Supplied material:
━━━━━━

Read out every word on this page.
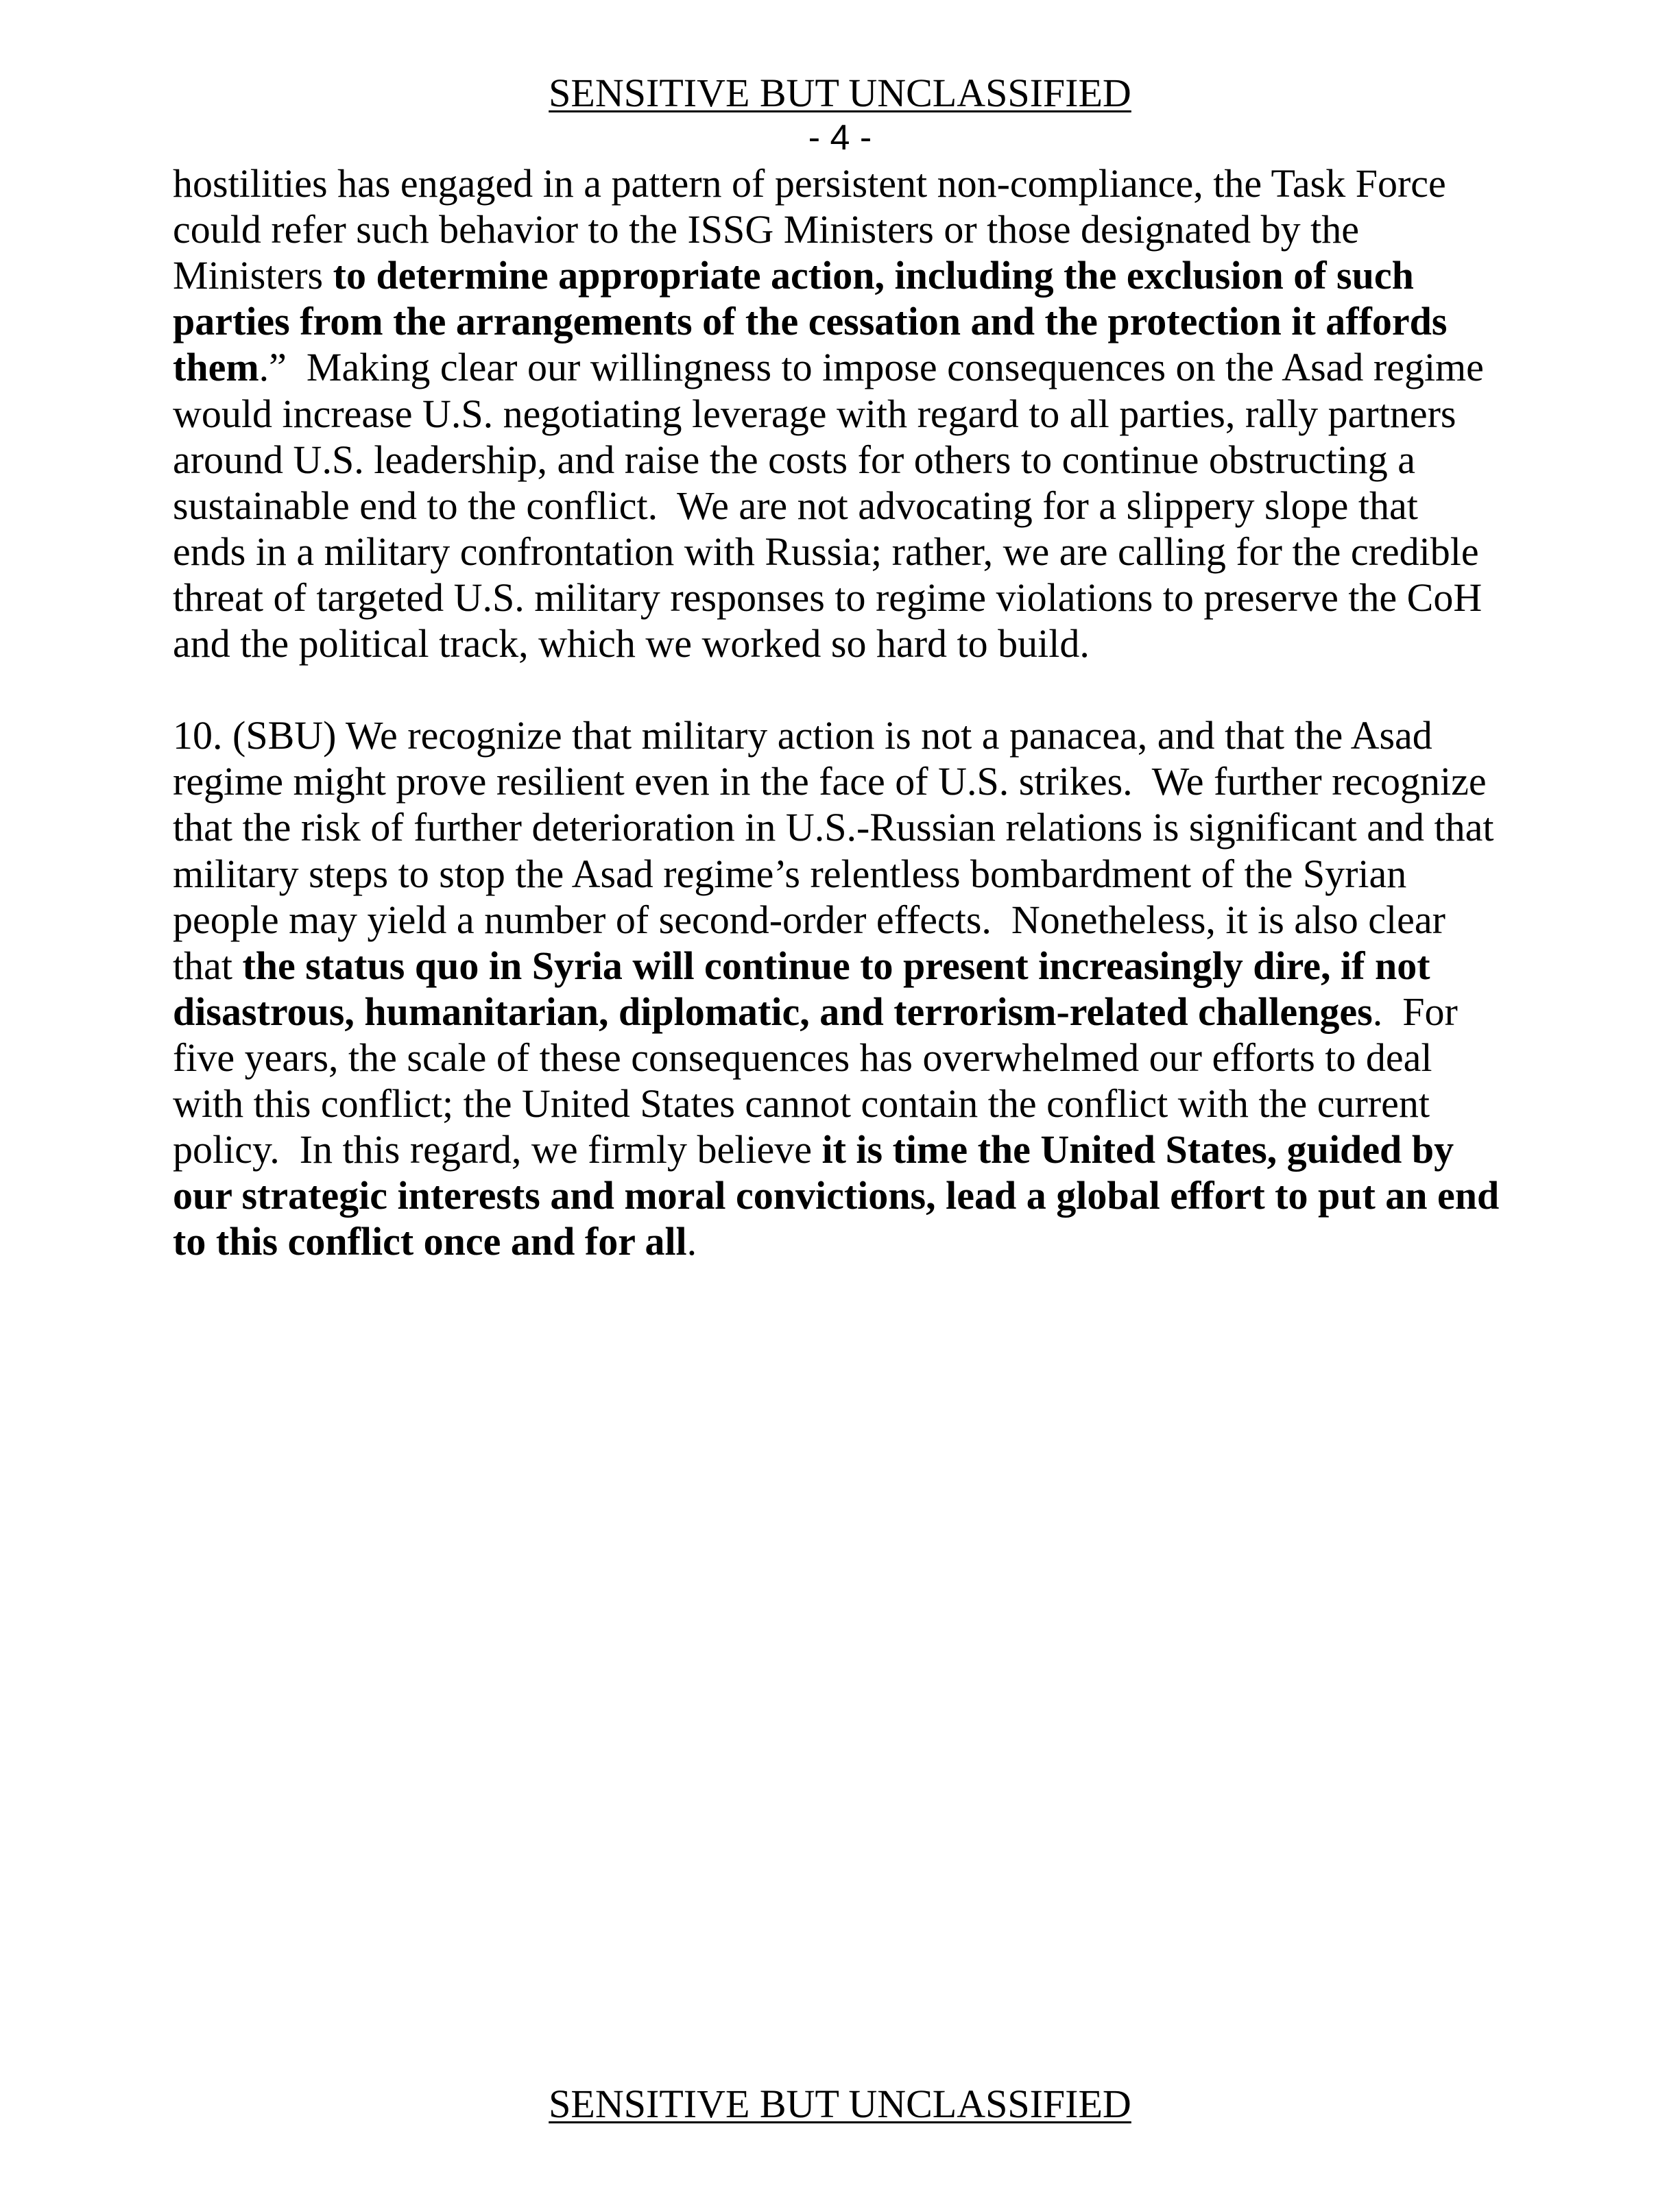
SENSITIVE BUT UNCLASSIFIED
- 4 -
hostilities has engaged in a pattern of persistent non-compliance, the Task Force
could refer such behavior to the ISSG Ministers or those designated by the
Ministers to determine appropriate action, including the exclusion of such
parties from the arrangements of the cessation and the protection it affords
them.”  Making clear our willingness to impose consequences on the Asad regime
would increase U.S. negotiating leverage with regard to all parties, rally partners
around U.S. leadership, and raise the costs for others to continue obstructing a
sustainable end to the conflict.  We are not advocating for a slippery slope that
ends in a military confrontation with Russia; rather, we are calling for the credible
threat of targeted U.S. military responses to regime violations to preserve the CoH
and the political track, which we worked so hard to build.
10. (SBU) We recognize that military action is not a panacea, and that the Asad
regime might prove resilient even in the face of U.S. strikes.  We further recognize
that the risk of further deterioration in U.S.-Russian relations is significant and that
military steps to stop the Asad regime’s relentless bombardment of the Syrian
people may yield a number of second-order effects.  Nonetheless, it is also clear
that the status quo in Syria will continue to present increasingly dire, if not
disastrous, humanitarian, diplomatic, and terrorism-related challenges.  For
five years, the scale of these consequences has overwhelmed our efforts to deal
with this conflict; the United States cannot contain the conflict with the current
policy.  In this regard, we firmly believe it is time the United States, guided by
our strategic interests and moral convictions, lead a global effort to put an end
to this conflict once and for all.
SENSITIVE BUT UNCLASSIFIED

━━━━━━

Do this:
Copy out all lines that carry the word "such".

Solved exercise:
could refer such behavior to the ISSG Ministers or those designated by the
Ministers to determine appropriate action, including the exclusion of such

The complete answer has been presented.